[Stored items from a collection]
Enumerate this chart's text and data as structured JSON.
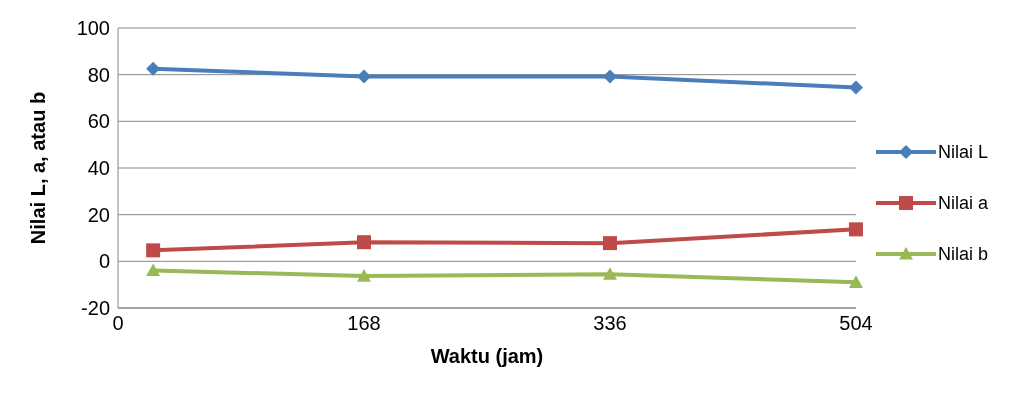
{
  "chart_data": {
    "type": "line",
    "xlabel": "Waktu (jam)",
    "ylabel": "Nilai L, a, atau b",
    "xlim": [
      0,
      504
    ],
    "xticks": [
      0,
      168,
      336,
      504
    ],
    "ylim": [
      -20,
      100
    ],
    "yticks": [
      -20,
      0,
      20,
      40,
      60,
      80,
      100
    ],
    "grid": "y",
    "legend": "right",
    "x": [
      24,
      168,
      336,
      504
    ],
    "series": [
      {
        "name": "Nilai L",
        "color": "#4a7ebb",
        "marker": "diamond",
        "values": [
          82.5,
          79.2,
          79.2,
          74.5
        ]
      },
      {
        "name": "Nilai a",
        "color": "#be4b48",
        "marker": "square",
        "values": [
          4.7,
          8.2,
          7.8,
          13.7
        ]
      },
      {
        "name": "Nilai b",
        "color": "#98b954",
        "marker": "triangle",
        "values": [
          -3.9,
          -6.3,
          -5.5,
          -9.0
        ]
      }
    ]
  }
}
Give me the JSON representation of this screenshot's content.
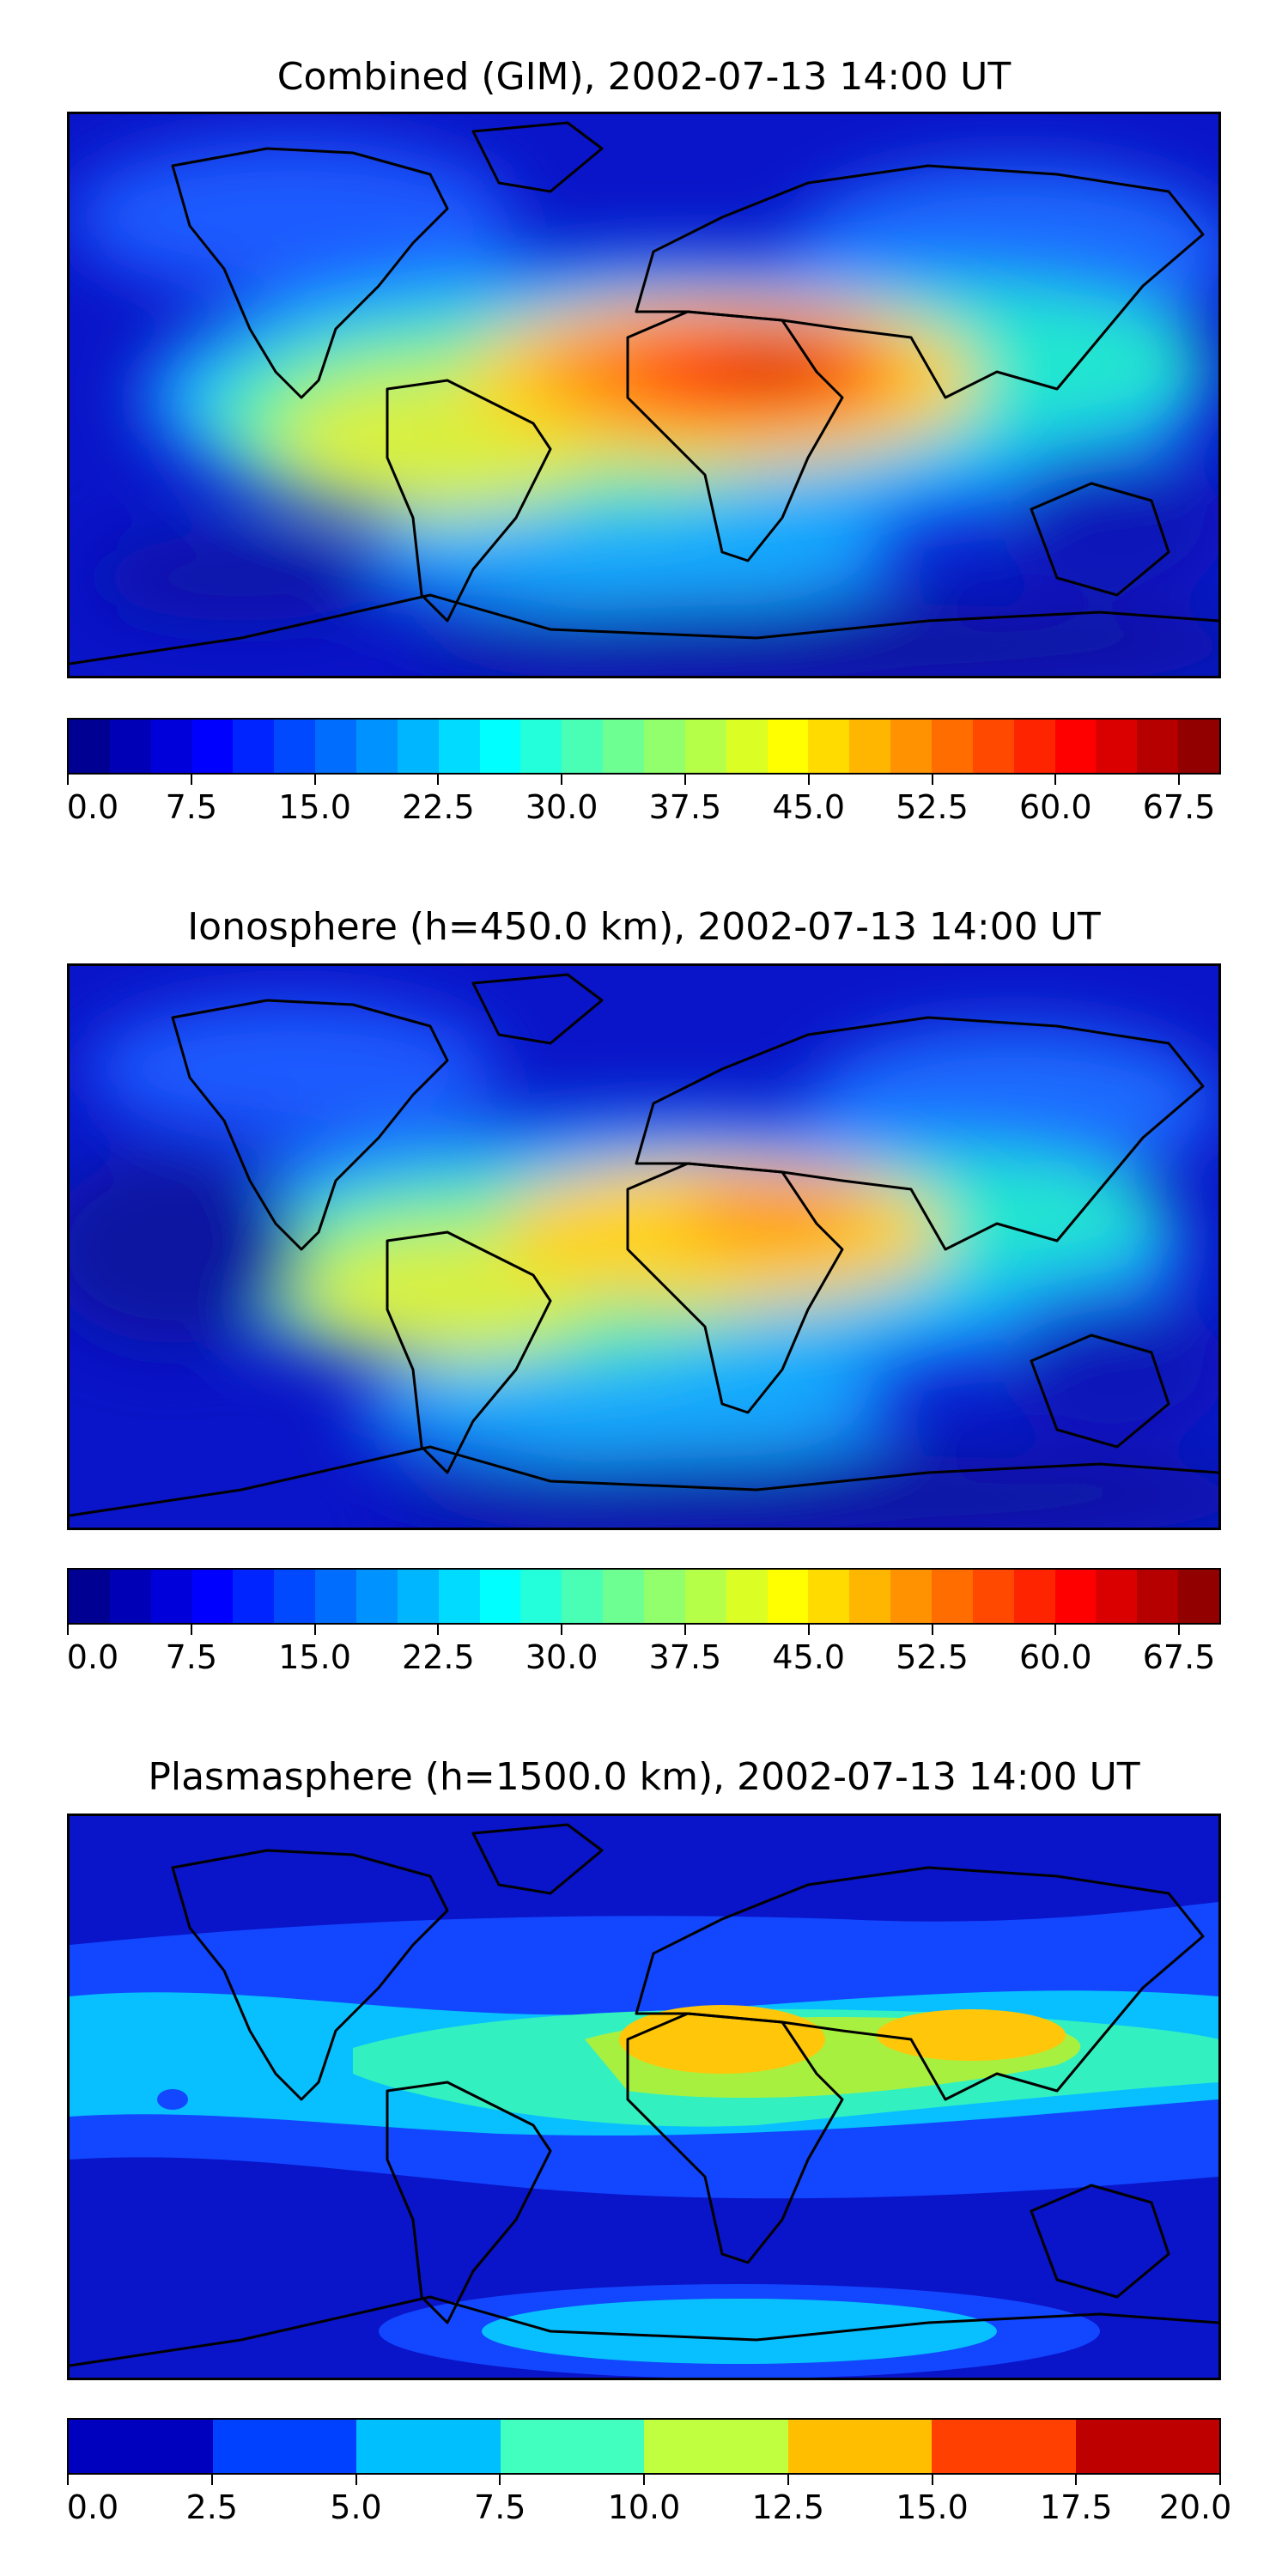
{
  "chart_data": [
    {
      "type": "heatmap",
      "title": "Combined (GIM), 2002-07-13 14:00 UT",
      "colorbar": {
        "min": 0.0,
        "max": 70.0,
        "levels": 28,
        "tick_labels": [
          "0.0",
          "7.5",
          "15.0",
          "22.5",
          "30.0",
          "37.5",
          "45.0",
          "52.5",
          "60.0",
          "67.5"
        ],
        "tick_values": [
          0.0,
          7.5,
          15.0,
          22.5,
          30.0,
          37.5,
          45.0,
          52.5,
          60.0,
          67.5
        ]
      },
      "peak_value": 65,
      "peak_region": "Northern Africa / Arabian Peninsula"
    },
    {
      "type": "heatmap",
      "title": "Ionosphere  (h=450.0 km), 2002-07-13 14:00 UT",
      "colorbar": {
        "min": 0.0,
        "max": 70.0,
        "levels": 28,
        "tick_labels": [
          "0.0",
          "7.5",
          "15.0",
          "22.5",
          "30.0",
          "37.5",
          "45.0",
          "52.5",
          "60.0",
          "67.5"
        ],
        "tick_values": [
          0.0,
          7.5,
          15.0,
          22.5,
          30.0,
          37.5,
          45.0,
          52.5,
          60.0,
          67.5
        ]
      },
      "peak_value": 52,
      "peak_region": "Horn of Africa / Arabian Peninsula"
    },
    {
      "type": "heatmap",
      "title": "Plasmasphere (h=1500.0 km), 2002-07-13 14:00 UT",
      "colorbar": {
        "min": 0.0,
        "max": 20.0,
        "levels": 8,
        "tick_labels": [
          "0.0",
          "2.5",
          "5.0",
          "7.5",
          "10.0",
          "12.5",
          "15.0",
          "17.5",
          "20.0"
        ],
        "tick_values": [
          0.0,
          2.5,
          5.0,
          7.5,
          10.0,
          12.5,
          15.0,
          17.5,
          20.0
        ]
      },
      "peak_value": 14,
      "peak_region": "Northern Africa and South-East Asia"
    }
  ]
}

_Request_
Every line of text is to be repeated exactly; pictures are left out.

_Task answer_
Enumerate this chart's text and data as structured JSON.
{
  "chart_data": {
    "type": "line",
    "xlabel": "Waktu (jam)",
    "ylabel": "Nilai L, a, atau b",
    "xlim": [
      0,
      504
    ],
    "xticks": [
      0,
      168,
      336,
      504
    ],
    "ylim": [
      -20,
      100
    ],
    "yticks": [
      -20,
      0,
      20,
      40,
      60,
      80,
      100
    ],
    "grid": "y",
    "legend": "right",
    "x": [
      24,
      168,
      336,
      504
    ],
    "series": [
      {
        "name": "Nilai L",
        "color": "#4a7ebb",
        "marker": "diamond",
        "values": [
          82.5,
          79.2,
          79.2,
          74.5
        ]
      },
      {
        "name": "Nilai a",
        "color": "#be4b48",
        "marker": "square",
        "values": [
          4.7,
          8.2,
          7.8,
          13.7
        ]
      },
      {
        "name": "Nilai b",
        "color": "#98b954",
        "marker": "triangle",
        "values": [
          -3.9,
          -6.3,
          -5.5,
          -9.0
        ]
      }
    ]
  }
}
Give me the JSON representation of this screenshot's content.
{
  "chart_data": [
    {
      "type": "heatmap",
      "title": "Combined (GIM), 2002-07-13 14:00 UT",
      "colorbar": {
        "min": 0.0,
        "max": 70.0,
        "levels": 28,
        "tick_labels": [
          "0.0",
          "7.5",
          "15.0",
          "22.5",
          "30.0",
          "37.5",
          "45.0",
          "52.5",
          "60.0",
          "67.5"
        ],
        "tick_values": [
          0.0,
          7.5,
          15.0,
          22.5,
          30.0,
          37.5,
          45.0,
          52.5,
          60.0,
          67.5
        ]
      },
      "peak_value": 65,
      "peak_region": "Northern Africa / Arabian Peninsula"
    },
    {
      "type": "heatmap",
      "title": "Ionosphere  (h=450.0 km), 2002-07-13 14:00 UT",
      "colorbar": {
        "min": 0.0,
        "max": 70.0,
        "levels": 28,
        "tick_labels": [
          "0.0",
          "7.5",
          "15.0",
          "22.5",
          "30.0",
          "37.5",
          "45.0",
          "52.5",
          "60.0",
          "67.5"
        ],
        "tick_values": [
          0.0,
          7.5,
          15.0,
          22.5,
          30.0,
          37.5,
          45.0,
          52.5,
          60.0,
          67.5
        ]
      },
      "peak_value": 52,
      "peak_region": "Horn of Africa / Arabian Peninsula"
    },
    {
      "type": "heatmap",
      "title": "Plasmasphere (h=1500.0 km), 2002-07-13 14:00 UT",
      "colorbar": {
        "min": 0.0,
        "max": 20.0,
        "levels": 8,
        "tick_labels": [
          "0.0",
          "2.5",
          "5.0",
          "7.5",
          "10.0",
          "12.5",
          "15.0",
          "17.5",
          "20.0"
        ],
        "tick_values": [
          0.0,
          2.5,
          5.0,
          7.5,
          10.0,
          12.5,
          15.0,
          17.5,
          20.0
        ]
      },
      "peak_value": 14,
      "peak_region": "Northern Africa and South-East Asia"
    }
  ]
}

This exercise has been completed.